# [STATED PROBLEM]
What lines of the data hold the string "deux"? Pull each one out.

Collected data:
= = =
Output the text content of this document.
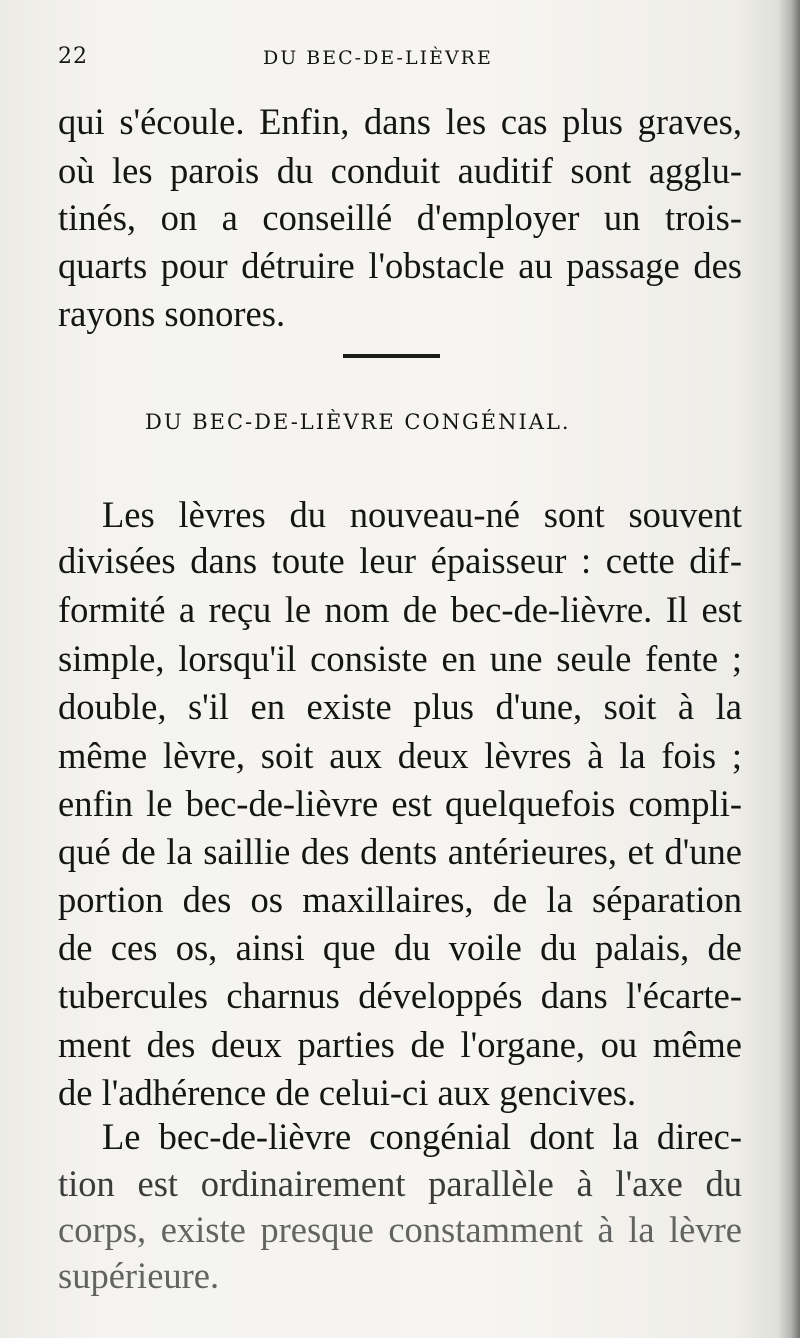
22	DU BEC-DE-LIÈVRE
qui s'écoule. Enfin, dans les cas plus graves,
où les parois du conduit auditif sont agglu-
tinés, on a conseillé d'employer un trois-
quarts pour détruire l'obstacle au passage des
rayons sonores.
DU BEC-DE-LIÈVRE CONGÉNIAL.
Les lèvres du nouveau-né sont souvent
divisées dans toute leur épaisseur : cette dif-
formité a reçu le nom de bec-de-lièvre. Il est
simple, lorsqu'il consiste en une seule fente ;
double, s'il en existe plus d'une, soit à la
même lèvre, soit aux deux lèvres à la fois ;
enfin le bec-de-lièvre est quelquefois compli-
qué de la saillie des dents antérieures, et d'une
portion des os maxillaires, de la séparation
de ces os, ainsi que du voile du palais, de
tubercules charnus développés dans l'écarte-
ment des deux parties de l'organe, ou même
de l'adhérence de celui-ci aux gencives.
Le bec-de-lièvre congénial dont la direc-
tion est ordinairement parallèle à l'axe du
corps, existe presque constamment à la lèvre
supérieure.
= = =
# [EXERCISE OUTPUT]
même lèvre, soit aux deux lèvres à la fois ;
ment des deux parties de l'organe, ou même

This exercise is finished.